WORK TO BE COMPLETED
Copy each of the following rows verbatim, keeping every character and the line order unchanged.

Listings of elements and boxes
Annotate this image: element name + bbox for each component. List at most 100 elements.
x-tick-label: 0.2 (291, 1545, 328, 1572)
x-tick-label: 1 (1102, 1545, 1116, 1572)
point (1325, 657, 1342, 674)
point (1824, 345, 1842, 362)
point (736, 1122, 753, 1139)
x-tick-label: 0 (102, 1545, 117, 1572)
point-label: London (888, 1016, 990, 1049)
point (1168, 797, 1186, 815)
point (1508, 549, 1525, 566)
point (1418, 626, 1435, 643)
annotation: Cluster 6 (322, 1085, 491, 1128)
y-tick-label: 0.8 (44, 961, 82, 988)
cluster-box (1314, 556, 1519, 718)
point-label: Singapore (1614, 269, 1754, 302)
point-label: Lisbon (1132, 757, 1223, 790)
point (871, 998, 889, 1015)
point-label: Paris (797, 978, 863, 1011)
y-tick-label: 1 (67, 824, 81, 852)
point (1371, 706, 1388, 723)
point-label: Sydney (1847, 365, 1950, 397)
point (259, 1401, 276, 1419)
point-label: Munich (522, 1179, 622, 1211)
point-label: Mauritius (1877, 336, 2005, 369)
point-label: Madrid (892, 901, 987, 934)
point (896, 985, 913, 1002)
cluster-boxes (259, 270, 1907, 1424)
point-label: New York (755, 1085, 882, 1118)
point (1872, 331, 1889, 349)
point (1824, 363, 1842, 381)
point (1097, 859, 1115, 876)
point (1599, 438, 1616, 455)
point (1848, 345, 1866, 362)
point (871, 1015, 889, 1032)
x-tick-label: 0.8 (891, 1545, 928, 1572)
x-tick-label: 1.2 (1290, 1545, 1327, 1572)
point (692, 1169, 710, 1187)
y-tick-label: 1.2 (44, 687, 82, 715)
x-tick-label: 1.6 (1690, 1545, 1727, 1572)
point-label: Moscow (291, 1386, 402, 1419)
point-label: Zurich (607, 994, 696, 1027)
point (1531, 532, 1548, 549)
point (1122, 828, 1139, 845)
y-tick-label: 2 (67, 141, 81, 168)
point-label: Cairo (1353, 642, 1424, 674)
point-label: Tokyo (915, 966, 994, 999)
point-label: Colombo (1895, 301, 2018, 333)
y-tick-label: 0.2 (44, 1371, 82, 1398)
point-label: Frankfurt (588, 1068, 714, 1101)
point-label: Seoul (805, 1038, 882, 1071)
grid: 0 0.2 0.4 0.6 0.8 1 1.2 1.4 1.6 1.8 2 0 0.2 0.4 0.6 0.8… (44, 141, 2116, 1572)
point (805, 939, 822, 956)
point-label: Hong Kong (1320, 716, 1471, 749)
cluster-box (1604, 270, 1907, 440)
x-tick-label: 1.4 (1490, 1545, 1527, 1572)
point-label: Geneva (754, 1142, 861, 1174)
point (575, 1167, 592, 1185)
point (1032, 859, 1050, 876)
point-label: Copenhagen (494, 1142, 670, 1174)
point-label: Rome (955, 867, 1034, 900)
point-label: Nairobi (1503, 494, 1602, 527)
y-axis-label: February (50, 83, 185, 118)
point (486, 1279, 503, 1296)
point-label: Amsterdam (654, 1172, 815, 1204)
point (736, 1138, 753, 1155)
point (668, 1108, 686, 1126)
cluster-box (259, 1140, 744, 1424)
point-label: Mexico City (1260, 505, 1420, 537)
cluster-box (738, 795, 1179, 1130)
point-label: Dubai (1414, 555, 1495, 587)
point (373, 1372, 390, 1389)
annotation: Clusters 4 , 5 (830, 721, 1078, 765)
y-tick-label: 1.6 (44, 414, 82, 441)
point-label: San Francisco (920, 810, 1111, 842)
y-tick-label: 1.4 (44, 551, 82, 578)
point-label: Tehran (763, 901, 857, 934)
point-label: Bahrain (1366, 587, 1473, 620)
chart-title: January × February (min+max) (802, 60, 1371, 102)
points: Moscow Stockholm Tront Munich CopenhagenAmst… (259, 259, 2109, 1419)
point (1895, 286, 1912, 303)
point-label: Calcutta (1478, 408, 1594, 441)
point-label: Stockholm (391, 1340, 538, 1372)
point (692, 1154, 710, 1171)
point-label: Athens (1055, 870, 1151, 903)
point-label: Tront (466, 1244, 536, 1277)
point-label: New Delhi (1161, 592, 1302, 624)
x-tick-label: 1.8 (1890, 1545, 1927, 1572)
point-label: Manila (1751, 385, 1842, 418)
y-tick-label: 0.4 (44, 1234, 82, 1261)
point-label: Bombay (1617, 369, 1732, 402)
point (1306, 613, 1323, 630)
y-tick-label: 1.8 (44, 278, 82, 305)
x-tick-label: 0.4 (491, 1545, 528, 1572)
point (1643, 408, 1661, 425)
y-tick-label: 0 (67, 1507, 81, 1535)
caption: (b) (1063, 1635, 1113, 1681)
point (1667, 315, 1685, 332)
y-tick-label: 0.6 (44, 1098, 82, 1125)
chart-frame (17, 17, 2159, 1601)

RESPONSE FOR THIS EXERCISE
Annotate this image: element name + bbox for each component. List at most 100 elements.
x-tick-label: 0.2 (291, 1545, 328, 1572)
x-tick-label: 1 (1102, 1545, 1116, 1572)
point (1325, 657, 1342, 674)
point (1824, 345, 1842, 362)
point (736, 1122, 753, 1139)
x-tick-label: 0 (102, 1545, 117, 1572)
point-label: London (888, 1016, 990, 1049)
point (1168, 797, 1186, 815)
point (1508, 549, 1525, 566)
point (1418, 626, 1435, 643)
annotation: Cluster 6 (322, 1085, 491, 1128)
y-tick-label: 0.8 (44, 961, 82, 988)
cluster-box (1314, 556, 1519, 718)
point-label: Singapore (1614, 269, 1754, 302)
point-label: Lisbon (1132, 757, 1223, 790)
point (871, 998, 889, 1015)
point-label: Paris (797, 978, 863, 1011)
y-tick-label: 1 (67, 824, 81, 852)
point (1371, 706, 1388, 723)
point-label: Sydney (1847, 365, 1950, 397)
point (259, 1401, 276, 1419)
point-label: Munich (522, 1179, 622, 1211)
point-label: Mauritius (1877, 336, 2005, 369)
point-label: Madrid (892, 901, 987, 934)
point (896, 985, 913, 1002)
cluster-boxes (259, 270, 1907, 1424)
point-label: New York (755, 1085, 882, 1118)
point (1872, 331, 1889, 349)
point (1824, 363, 1842, 381)
point (1097, 859, 1115, 876)
point (1599, 438, 1616, 455)
point (1848, 345, 1866, 362)
point (871, 1015, 889, 1032)
x-tick-label: 0.8 (891, 1545, 928, 1572)
x-tick-label: 1.2 (1290, 1545, 1327, 1572)
point (692, 1169, 710, 1187)
y-tick-label: 1.2 (44, 687, 82, 715)
x-tick-label: 1.6 (1690, 1545, 1727, 1572)
point-label: Moscow (291, 1386, 402, 1419)
point-label: Zurich (607, 994, 696, 1027)
point (1531, 532, 1548, 549)
point (1122, 828, 1139, 845)
y-tick-label: 2 (67, 141, 81, 168)
point-label: Cairo (1353, 642, 1424, 674)
point-label: Tokyo (915, 966, 994, 999)
point-label: Colombo (1895, 301, 2018, 333)
y-tick-label: 0.2 (44, 1371, 82, 1398)
point-label: Frankfurt (588, 1068, 714, 1101)
point-label: Seoul (805, 1038, 882, 1071)
grid: 0 0.2 0.4 0.6 0.8 1 1.2 1.4 1.6 1.8 2 0 0.2 0.4 0.6 0.8… (44, 141, 2116, 1572)
point (805, 939, 822, 956)
point-label: Hong Kong (1320, 716, 1471, 749)
cluster-box (1604, 270, 1907, 440)
x-tick-label: 1.4 (1490, 1545, 1527, 1572)
point-label: Geneva (754, 1142, 861, 1174)
point (575, 1167, 592, 1185)
point (1032, 859, 1050, 876)
point-label: Copenhagen (494, 1142, 670, 1174)
point-label: Rome (955, 867, 1034, 900)
point-label: Nairobi (1503, 494, 1602, 527)
y-axis-label: February (50, 83, 185, 118)
point (486, 1279, 503, 1296)
point-label: Amsterdam (654, 1172, 815, 1204)
point (736, 1138, 753, 1155)
point (668, 1108, 686, 1126)
cluster-box (259, 1140, 744, 1424)
point-label: Mexico City (1260, 505, 1420, 537)
cluster-box (738, 795, 1179, 1130)
point-label: Dubai (1414, 555, 1495, 587)
point (373, 1372, 390, 1389)
annotation: Clusters 4 , 5 (830, 721, 1078, 765)
y-tick-label: 1.6 (44, 414, 82, 441)
point-label: San Francisco (920, 810, 1111, 842)
y-tick-label: 1.4 (44, 551, 82, 578)
point-label: Tehran (763, 901, 857, 934)
point-label: Bahrain (1366, 587, 1473, 620)
chart-title: January × February (min+max) (802, 60, 1371, 102)
points: Moscow Stockholm Tront Munich CopenhagenAmst… (259, 259, 2109, 1419)
point (1895, 286, 1912, 303)
point-label: Calcutta (1478, 408, 1594, 441)
point-label: Stockholm (391, 1340, 538, 1372)
point (692, 1154, 710, 1171)
point-label: Athens (1055, 870, 1151, 903)
point-label: Tront (466, 1244, 536, 1277)
point-label: New Delhi (1161, 592, 1302, 624)
x-tick-label: 1.8 (1890, 1545, 1927, 1572)
point-label: Manila (1751, 385, 1842, 418)
y-tick-label: 0.4 (44, 1234, 82, 1261)
point-label: Bombay (1617, 369, 1732, 402)
point (1306, 613, 1323, 630)
y-tick-label: 1.8 (44, 278, 82, 305)
x-tick-label: 0.4 (491, 1545, 528, 1572)
point (1643, 408, 1661, 425)
y-tick-label: 0 (67, 1507, 81, 1535)
caption: (b) (1063, 1635, 1113, 1681)
point (1667, 315, 1685, 332)
y-tick-label: 0.6 (44, 1098, 82, 1125)
chart-frame (17, 17, 2159, 1601)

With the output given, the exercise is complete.